◆ WHAT IS ASKED
Pick out each line of the records below that contains the string "previous", treating uppercase and lowercase as different.

-- BEGIN ENTRIES SHOWN --

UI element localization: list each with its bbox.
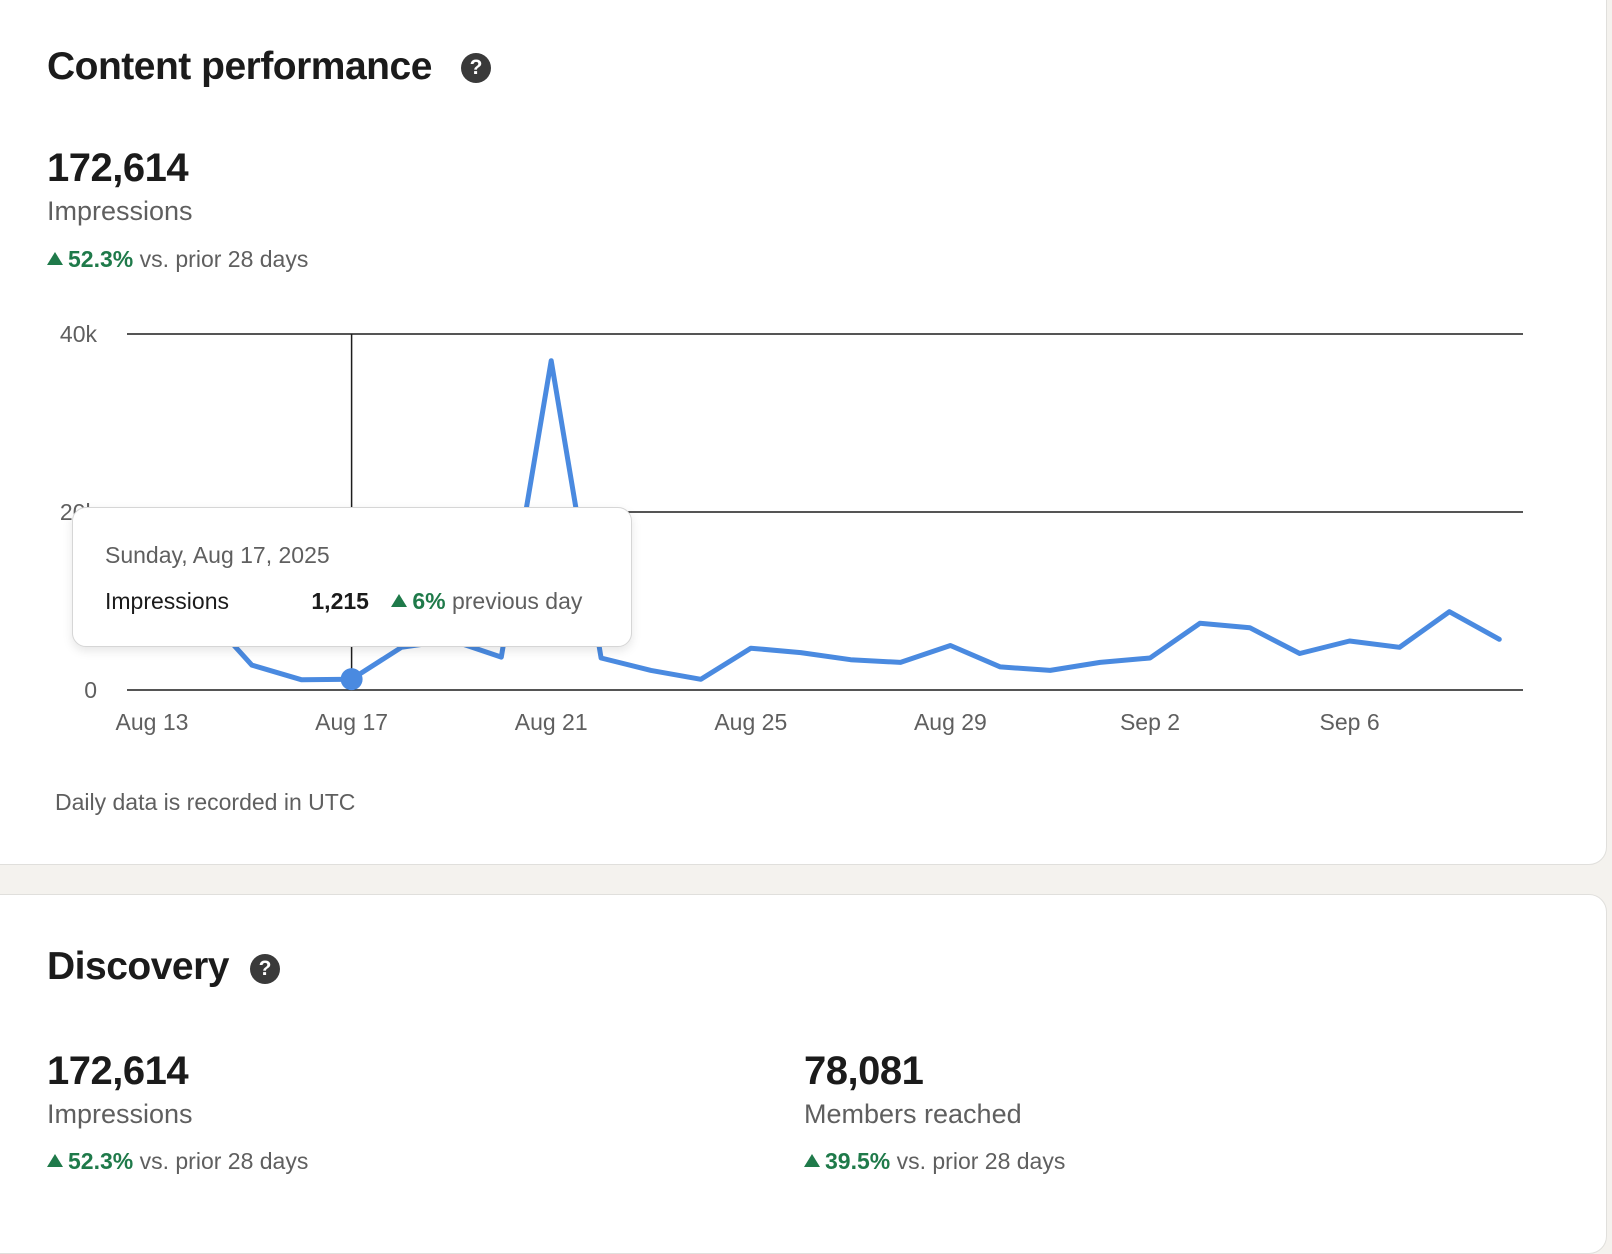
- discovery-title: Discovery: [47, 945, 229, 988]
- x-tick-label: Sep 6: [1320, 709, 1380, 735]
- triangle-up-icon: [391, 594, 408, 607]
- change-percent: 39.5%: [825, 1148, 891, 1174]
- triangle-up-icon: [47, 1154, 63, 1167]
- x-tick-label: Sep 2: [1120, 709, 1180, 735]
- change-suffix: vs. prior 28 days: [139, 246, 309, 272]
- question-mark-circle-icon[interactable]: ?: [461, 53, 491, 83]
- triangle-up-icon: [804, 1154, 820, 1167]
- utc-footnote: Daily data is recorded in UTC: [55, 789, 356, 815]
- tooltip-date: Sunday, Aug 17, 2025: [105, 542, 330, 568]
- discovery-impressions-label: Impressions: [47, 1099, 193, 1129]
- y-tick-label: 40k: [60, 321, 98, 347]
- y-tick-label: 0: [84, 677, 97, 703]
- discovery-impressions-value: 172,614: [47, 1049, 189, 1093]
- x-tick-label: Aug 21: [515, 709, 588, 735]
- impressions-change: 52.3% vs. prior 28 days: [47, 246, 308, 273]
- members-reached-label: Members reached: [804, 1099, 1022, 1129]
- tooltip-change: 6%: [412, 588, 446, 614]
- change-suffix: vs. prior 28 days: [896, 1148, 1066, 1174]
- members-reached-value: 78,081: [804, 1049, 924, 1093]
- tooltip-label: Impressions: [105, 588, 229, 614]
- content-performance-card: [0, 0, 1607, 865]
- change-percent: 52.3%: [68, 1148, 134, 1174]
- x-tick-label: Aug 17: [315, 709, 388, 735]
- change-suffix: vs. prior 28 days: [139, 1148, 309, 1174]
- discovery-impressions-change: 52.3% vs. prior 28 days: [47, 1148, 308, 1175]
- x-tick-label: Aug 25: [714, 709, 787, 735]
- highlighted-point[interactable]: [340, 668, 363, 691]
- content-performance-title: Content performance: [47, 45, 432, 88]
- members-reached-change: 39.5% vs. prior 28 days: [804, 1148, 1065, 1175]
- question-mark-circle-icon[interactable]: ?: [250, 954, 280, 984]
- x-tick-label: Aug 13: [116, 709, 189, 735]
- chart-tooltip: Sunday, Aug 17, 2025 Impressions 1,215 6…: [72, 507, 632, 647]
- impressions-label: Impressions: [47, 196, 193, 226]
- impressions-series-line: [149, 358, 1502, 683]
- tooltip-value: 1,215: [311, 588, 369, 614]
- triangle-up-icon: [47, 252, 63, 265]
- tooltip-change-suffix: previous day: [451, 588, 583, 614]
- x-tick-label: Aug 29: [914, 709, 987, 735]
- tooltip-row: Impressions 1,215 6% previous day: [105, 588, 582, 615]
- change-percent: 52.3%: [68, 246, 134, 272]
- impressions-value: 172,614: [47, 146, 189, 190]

-- END ENTRIES SHOWN --

◆ RESPONSE TO THIS TASK
- tooltip-change-suffix: previous day: [451, 588, 583, 614]
- tooltip-row: Impressions 1,215 6% previous day: [105, 588, 582, 615]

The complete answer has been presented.